• Stated problem
Please quote every line word for word.

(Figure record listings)
════════
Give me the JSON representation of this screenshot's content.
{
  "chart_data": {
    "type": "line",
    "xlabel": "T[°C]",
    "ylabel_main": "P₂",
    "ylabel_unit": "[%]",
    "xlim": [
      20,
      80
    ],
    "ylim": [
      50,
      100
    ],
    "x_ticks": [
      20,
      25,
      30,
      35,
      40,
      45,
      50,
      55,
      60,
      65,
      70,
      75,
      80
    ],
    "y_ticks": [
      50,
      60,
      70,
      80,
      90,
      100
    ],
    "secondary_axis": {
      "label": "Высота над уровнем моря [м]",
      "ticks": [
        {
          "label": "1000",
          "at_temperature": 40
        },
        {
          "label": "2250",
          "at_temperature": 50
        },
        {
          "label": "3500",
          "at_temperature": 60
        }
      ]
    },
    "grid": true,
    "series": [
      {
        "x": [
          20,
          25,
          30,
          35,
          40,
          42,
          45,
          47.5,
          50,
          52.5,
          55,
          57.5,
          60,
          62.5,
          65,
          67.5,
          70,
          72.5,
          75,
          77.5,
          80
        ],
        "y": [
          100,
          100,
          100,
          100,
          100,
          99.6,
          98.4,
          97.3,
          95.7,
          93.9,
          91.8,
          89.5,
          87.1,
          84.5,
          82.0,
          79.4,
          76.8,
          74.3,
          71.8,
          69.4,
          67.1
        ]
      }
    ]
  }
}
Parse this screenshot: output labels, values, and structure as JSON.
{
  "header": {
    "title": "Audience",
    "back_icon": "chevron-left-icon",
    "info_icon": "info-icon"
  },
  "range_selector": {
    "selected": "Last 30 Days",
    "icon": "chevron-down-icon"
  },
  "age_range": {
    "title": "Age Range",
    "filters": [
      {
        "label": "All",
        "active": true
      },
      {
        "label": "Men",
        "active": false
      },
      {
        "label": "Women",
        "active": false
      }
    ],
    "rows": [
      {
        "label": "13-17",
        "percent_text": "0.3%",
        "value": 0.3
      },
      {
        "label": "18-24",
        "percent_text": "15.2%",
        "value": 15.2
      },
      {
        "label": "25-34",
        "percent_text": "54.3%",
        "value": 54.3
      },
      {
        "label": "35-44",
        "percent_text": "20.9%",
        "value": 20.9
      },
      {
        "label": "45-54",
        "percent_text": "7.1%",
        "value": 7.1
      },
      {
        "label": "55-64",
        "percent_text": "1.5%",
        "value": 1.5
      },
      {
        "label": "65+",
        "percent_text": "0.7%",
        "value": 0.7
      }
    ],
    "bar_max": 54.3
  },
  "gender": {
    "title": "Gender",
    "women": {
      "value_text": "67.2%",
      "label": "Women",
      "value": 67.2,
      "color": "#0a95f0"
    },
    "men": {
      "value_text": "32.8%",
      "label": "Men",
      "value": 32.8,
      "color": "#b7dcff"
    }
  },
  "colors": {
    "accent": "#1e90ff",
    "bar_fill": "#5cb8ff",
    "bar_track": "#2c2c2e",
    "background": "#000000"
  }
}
════════
• Written response
Give me the JSON representation of this screenshot's content.
{
  "chart_data": {
    "type": "line",
    "xlabel": "T[°C]",
    "ylabel_main": "P₂",
    "ylabel_unit": "[%]",
    "xlim": [
      20,
      80
    ],
    "ylim": [
      50,
      100
    ],
    "x_ticks": [
      20,
      25,
      30,
      35,
      40,
      45,
      50,
      55,
      60,
      65,
      70,
      75,
      80
    ],
    "y_ticks": [
      50,
      60,
      70,
      80,
      90,
      100
    ],
    "secondary_axis": {
      "label": "Высота над уровнем моря [м]",
      "ticks": [
        {
          "label": "1000",
          "at_temperature": 40
        },
        {
          "label": "2250",
          "at_temperature": 50
        },
        {
          "label": "3500",
          "at_temperature": 60
        }
      ]
    },
    "grid": true,
    "series": [
      {
        "x": [
          20,
          25,
          30,
          35,
          40,
          42,
          45,
          47.5,
          50,
          52.5,
          55,
          57.5,
          60,
          62.5,
          65,
          67.5,
          70,
          72.5,
          75,
          77.5,
          80
        ],
        "y": [
          100,
          100,
          100,
          100,
          100,
          99.6,
          98.4,
          97.3,
          95.7,
          93.9,
          91.8,
          89.5,
          87.1,
          84.5,
          82.0,
          79.4,
          76.8,
          74.3,
          71.8,
          69.4,
          67.1
        ]
      }
    ]
  }
}
Parse this screenshot: output labels, values, and structure as JSON.
{
  "header": {
    "title": "Audience",
    "back_icon": "chevron-left-icon",
    "info_icon": "info-icon"
  },
  "range_selector": {
    "selected": "Last 30 Days",
    "icon": "chevron-down-icon"
  },
  "age_range": {
    "title": "Age Range",
    "filters": [
      {
        "label": "All",
        "active": true
      },
      {
        "label": "Men",
        "active": false
      },
      {
        "label": "Women",
        "active": false
      }
    ],
    "rows": [
      {
        "label": "13-17",
        "percent_text": "0.3%",
        "value": 0.3
      },
      {
        "label": "18-24",
        "percent_text": "15.2%",
        "value": 15.2
      },
      {
        "label": "25-34",
        "percent_text": "54.3%",
        "value": 54.3
      },
      {
        "label": "35-44",
        "percent_text": "20.9%",
        "value": 20.9
      },
      {
        "label": "45-54",
        "percent_text": "7.1%",
        "value": 7.1
      },
      {
        "label": "55-64",
        "percent_text": "1.5%",
        "value": 1.5
      },
      {
        "label": "65+",
        "percent_text": "0.7%",
        "value": 0.7
      }
    ],
    "bar_max": 54.3
  },
  "gender": {
    "title": "Gender",
    "women": {
      "value_text": "67.2%",
      "label": "Women",
      "value": 67.2,
      "color": "#0a95f0"
    },
    "men": {
      "value_text": "32.8%",
      "label": "Men",
      "value": 32.8,
      "color": "#b7dcff"
    }
  },
  "colors": {
    "accent": "#1e90ff",
    "bar_fill": "#5cb8ff",
    "bar_track": "#2c2c2e",
    "background": "#000000"
  }
}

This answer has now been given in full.